## [Written instruction]
In the entries below, find the lines with the word "name" and copy them.

----- Provided information -----

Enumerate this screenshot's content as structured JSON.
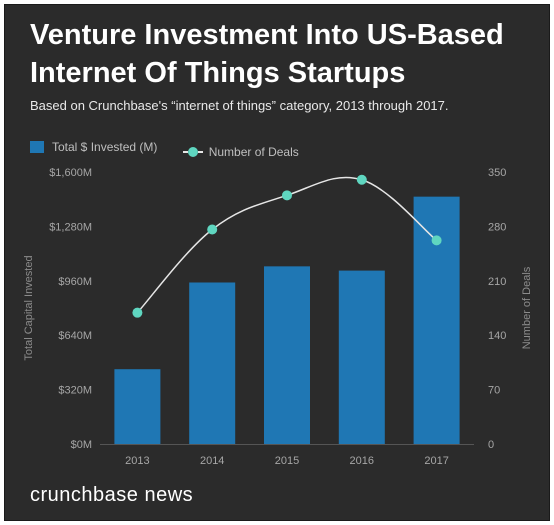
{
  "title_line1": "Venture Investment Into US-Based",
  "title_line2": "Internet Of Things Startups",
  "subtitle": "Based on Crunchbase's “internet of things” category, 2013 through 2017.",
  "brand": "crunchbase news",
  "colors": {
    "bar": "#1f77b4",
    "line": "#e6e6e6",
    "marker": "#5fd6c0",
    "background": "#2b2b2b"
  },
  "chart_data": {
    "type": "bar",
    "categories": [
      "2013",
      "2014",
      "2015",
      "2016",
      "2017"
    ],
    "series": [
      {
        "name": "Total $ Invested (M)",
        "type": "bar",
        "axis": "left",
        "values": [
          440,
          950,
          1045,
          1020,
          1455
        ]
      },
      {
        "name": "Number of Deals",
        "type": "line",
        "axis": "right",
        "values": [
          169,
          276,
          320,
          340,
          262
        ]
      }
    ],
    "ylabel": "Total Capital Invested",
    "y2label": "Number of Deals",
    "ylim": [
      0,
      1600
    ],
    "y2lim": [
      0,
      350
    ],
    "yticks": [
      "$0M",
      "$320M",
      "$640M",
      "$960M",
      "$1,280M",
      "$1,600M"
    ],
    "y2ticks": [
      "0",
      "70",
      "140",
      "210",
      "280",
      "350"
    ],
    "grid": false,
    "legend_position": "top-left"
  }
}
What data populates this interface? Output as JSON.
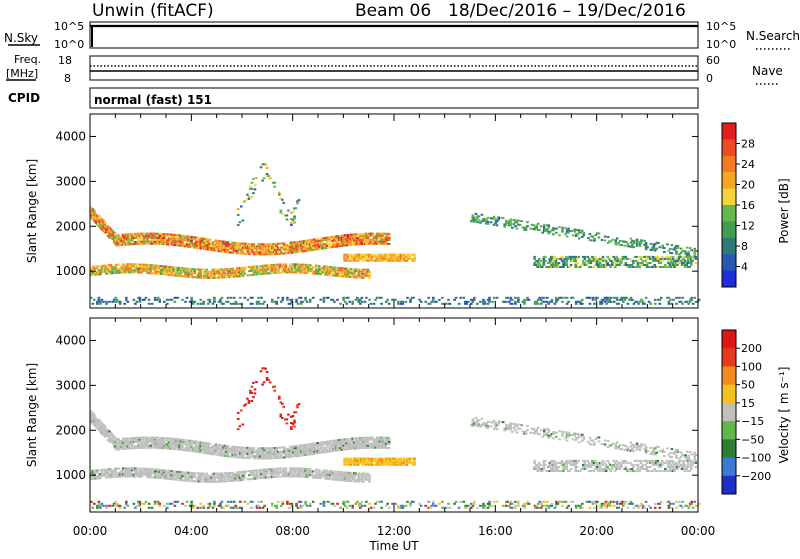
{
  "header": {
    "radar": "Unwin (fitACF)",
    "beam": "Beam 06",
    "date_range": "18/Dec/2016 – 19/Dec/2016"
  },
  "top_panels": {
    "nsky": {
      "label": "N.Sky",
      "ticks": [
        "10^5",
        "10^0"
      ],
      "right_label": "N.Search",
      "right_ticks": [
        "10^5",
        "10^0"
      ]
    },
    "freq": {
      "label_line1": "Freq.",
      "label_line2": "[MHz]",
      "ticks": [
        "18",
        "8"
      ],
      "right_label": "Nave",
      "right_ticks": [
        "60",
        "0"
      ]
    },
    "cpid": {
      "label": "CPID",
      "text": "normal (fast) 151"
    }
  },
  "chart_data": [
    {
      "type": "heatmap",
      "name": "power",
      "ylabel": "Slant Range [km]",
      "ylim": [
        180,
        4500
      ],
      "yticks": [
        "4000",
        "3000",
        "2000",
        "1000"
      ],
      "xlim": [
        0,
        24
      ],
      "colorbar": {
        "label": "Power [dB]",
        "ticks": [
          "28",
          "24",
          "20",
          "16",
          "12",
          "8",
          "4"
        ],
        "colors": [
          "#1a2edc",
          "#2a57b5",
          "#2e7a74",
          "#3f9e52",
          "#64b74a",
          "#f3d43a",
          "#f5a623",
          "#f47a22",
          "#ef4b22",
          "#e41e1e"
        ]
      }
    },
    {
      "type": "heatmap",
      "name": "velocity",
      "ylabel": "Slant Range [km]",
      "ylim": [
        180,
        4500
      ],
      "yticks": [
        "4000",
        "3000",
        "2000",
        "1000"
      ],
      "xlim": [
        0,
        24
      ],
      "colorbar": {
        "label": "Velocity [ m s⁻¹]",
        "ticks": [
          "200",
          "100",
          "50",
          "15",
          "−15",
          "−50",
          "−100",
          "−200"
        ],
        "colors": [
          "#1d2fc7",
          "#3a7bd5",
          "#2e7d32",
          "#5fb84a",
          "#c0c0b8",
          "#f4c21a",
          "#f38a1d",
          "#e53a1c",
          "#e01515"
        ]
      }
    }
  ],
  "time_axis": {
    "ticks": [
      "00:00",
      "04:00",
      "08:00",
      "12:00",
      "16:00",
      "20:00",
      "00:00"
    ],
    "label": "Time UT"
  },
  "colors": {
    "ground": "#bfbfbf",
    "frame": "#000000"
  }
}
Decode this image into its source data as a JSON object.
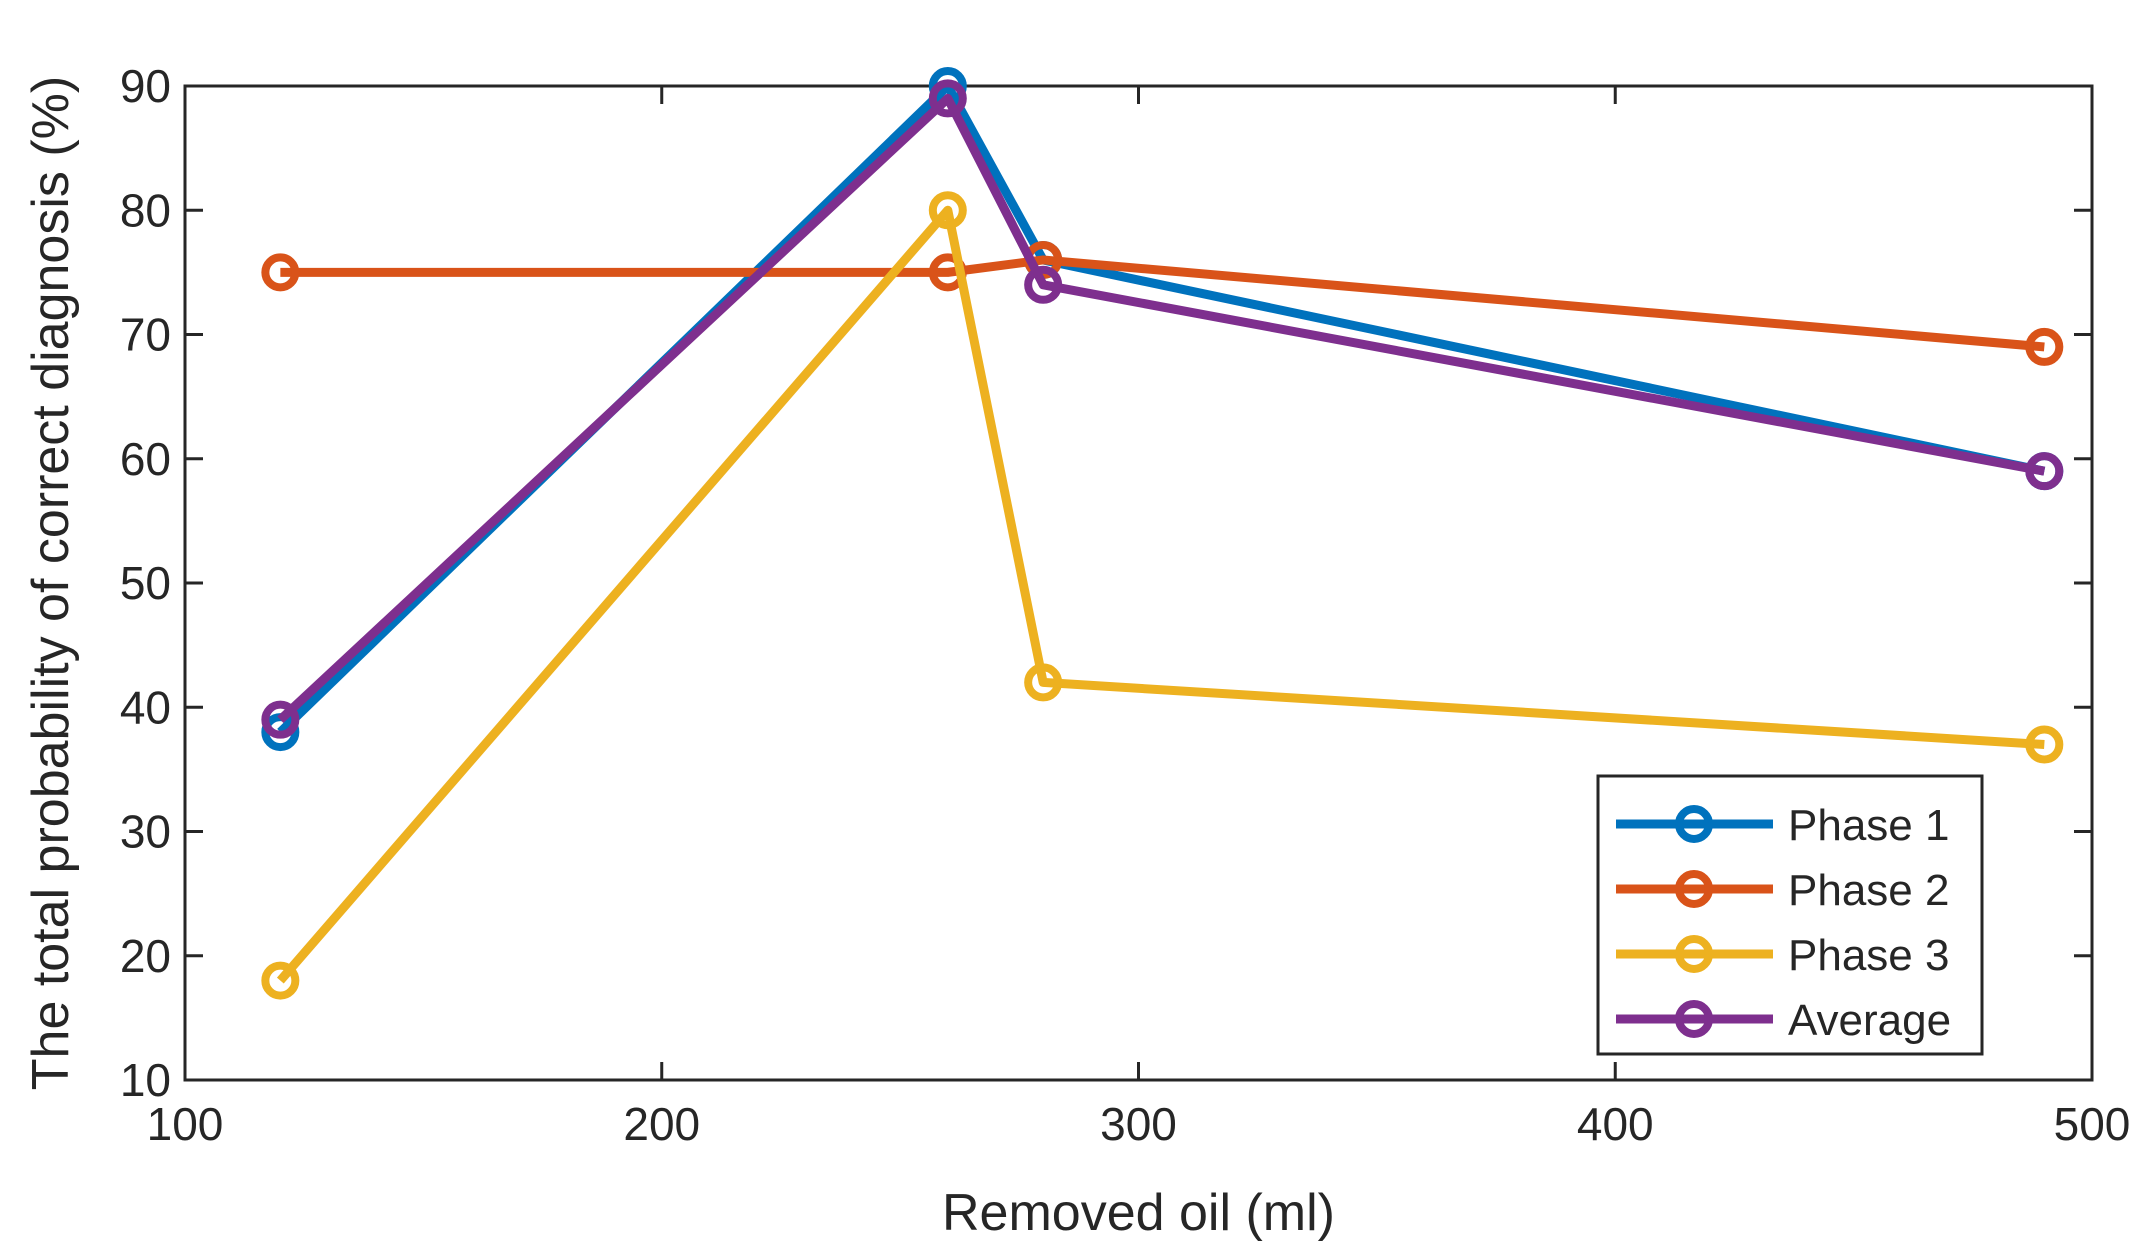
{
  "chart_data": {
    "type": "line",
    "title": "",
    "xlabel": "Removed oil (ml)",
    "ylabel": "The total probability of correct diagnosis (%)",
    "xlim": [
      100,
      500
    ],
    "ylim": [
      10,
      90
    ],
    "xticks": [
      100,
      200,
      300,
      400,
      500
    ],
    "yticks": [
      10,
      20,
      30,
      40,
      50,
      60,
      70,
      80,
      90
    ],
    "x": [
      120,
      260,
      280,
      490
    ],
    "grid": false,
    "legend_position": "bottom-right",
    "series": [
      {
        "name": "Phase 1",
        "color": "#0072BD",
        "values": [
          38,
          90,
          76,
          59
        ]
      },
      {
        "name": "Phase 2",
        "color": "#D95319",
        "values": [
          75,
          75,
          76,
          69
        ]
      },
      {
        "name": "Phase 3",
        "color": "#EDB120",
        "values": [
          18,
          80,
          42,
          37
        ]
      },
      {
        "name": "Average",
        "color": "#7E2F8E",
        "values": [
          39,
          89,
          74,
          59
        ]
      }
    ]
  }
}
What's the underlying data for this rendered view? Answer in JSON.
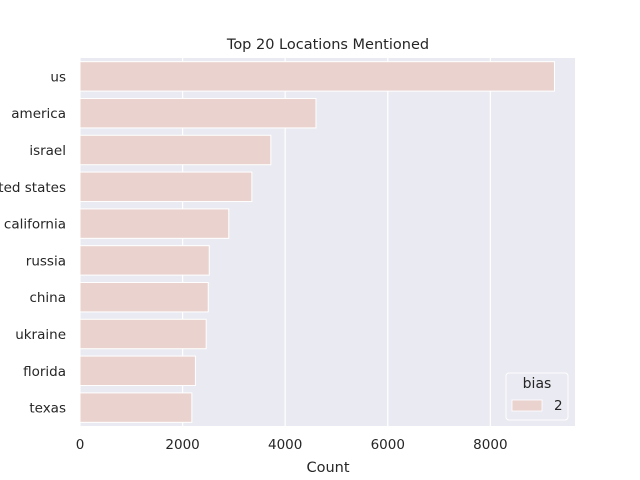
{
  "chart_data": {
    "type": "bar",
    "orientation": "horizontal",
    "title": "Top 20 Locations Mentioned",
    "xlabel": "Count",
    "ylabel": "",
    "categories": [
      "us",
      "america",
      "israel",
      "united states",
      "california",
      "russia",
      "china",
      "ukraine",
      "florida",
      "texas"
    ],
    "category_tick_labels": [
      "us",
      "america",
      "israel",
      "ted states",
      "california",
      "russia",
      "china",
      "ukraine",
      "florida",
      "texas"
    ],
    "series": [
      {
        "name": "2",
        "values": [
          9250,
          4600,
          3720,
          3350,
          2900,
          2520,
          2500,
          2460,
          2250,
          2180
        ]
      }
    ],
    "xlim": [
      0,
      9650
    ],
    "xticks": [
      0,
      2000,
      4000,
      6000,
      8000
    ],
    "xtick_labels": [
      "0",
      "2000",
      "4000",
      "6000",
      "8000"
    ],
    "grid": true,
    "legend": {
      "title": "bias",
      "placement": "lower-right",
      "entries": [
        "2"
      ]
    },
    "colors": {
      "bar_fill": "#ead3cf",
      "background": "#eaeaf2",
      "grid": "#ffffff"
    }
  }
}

-----

## [Expected output]
        "name": "Total $ Invested (M)",
        "name": "Number of Deals",
      "name": "power",
      "name": "velocity",
        "name": "Phase 1",
        "name": "Phase 2",
        "name": "Phase 3",
        "name": "Average",
        "name": "2",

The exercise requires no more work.